*RECORDS FOR THIS EXERCISE*:
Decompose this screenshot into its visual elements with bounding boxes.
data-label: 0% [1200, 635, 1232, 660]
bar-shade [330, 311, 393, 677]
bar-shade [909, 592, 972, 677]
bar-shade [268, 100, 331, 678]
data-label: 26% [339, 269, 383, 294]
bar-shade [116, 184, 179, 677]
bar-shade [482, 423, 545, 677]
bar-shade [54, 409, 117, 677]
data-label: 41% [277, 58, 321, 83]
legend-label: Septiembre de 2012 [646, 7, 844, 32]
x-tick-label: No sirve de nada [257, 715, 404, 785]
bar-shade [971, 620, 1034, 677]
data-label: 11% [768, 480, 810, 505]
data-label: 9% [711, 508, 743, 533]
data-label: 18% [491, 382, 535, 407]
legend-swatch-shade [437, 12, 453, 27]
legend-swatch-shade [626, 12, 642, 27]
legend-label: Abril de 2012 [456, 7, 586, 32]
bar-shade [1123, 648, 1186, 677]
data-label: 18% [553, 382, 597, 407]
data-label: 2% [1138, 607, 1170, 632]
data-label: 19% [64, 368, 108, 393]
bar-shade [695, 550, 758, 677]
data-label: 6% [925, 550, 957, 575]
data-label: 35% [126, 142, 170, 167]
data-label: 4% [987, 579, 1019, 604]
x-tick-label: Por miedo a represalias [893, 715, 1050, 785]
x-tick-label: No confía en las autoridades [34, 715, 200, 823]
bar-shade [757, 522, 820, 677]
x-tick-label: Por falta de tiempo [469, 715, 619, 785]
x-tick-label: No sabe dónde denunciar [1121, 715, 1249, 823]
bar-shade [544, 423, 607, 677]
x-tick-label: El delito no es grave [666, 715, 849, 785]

*PROBLEM TO SOLVE*: Duplicate the records verbatim, starting at the first line and continuing through the line containing "bar-shade [1123, 648, 1186, 677]", with that line included.

*CORRECT RESULT*:
Decompose this screenshot into its visual elements with bounding boxes.
data-label: 0% [1200, 635, 1232, 660]
bar-shade [330, 311, 393, 677]
bar-shade [909, 592, 972, 677]
bar-shade [268, 100, 331, 678]
data-label: 26% [339, 269, 383, 294]
bar-shade [116, 184, 179, 677]
bar-shade [482, 423, 545, 677]
bar-shade [54, 409, 117, 677]
data-label: 41% [277, 58, 321, 83]
legend-label: Septiembre de 2012 [646, 7, 844, 32]
x-tick-label: No sirve de nada [257, 715, 404, 785]
bar-shade [971, 620, 1034, 677]
data-label: 11% [768, 480, 810, 505]
data-label: 9% [711, 508, 743, 533]
data-label: 18% [491, 382, 535, 407]
legend-swatch-shade [437, 12, 453, 27]
legend-swatch-shade [626, 12, 642, 27]
legend-label: Abril de 2012 [456, 7, 586, 32]
bar-shade [1123, 648, 1186, 677]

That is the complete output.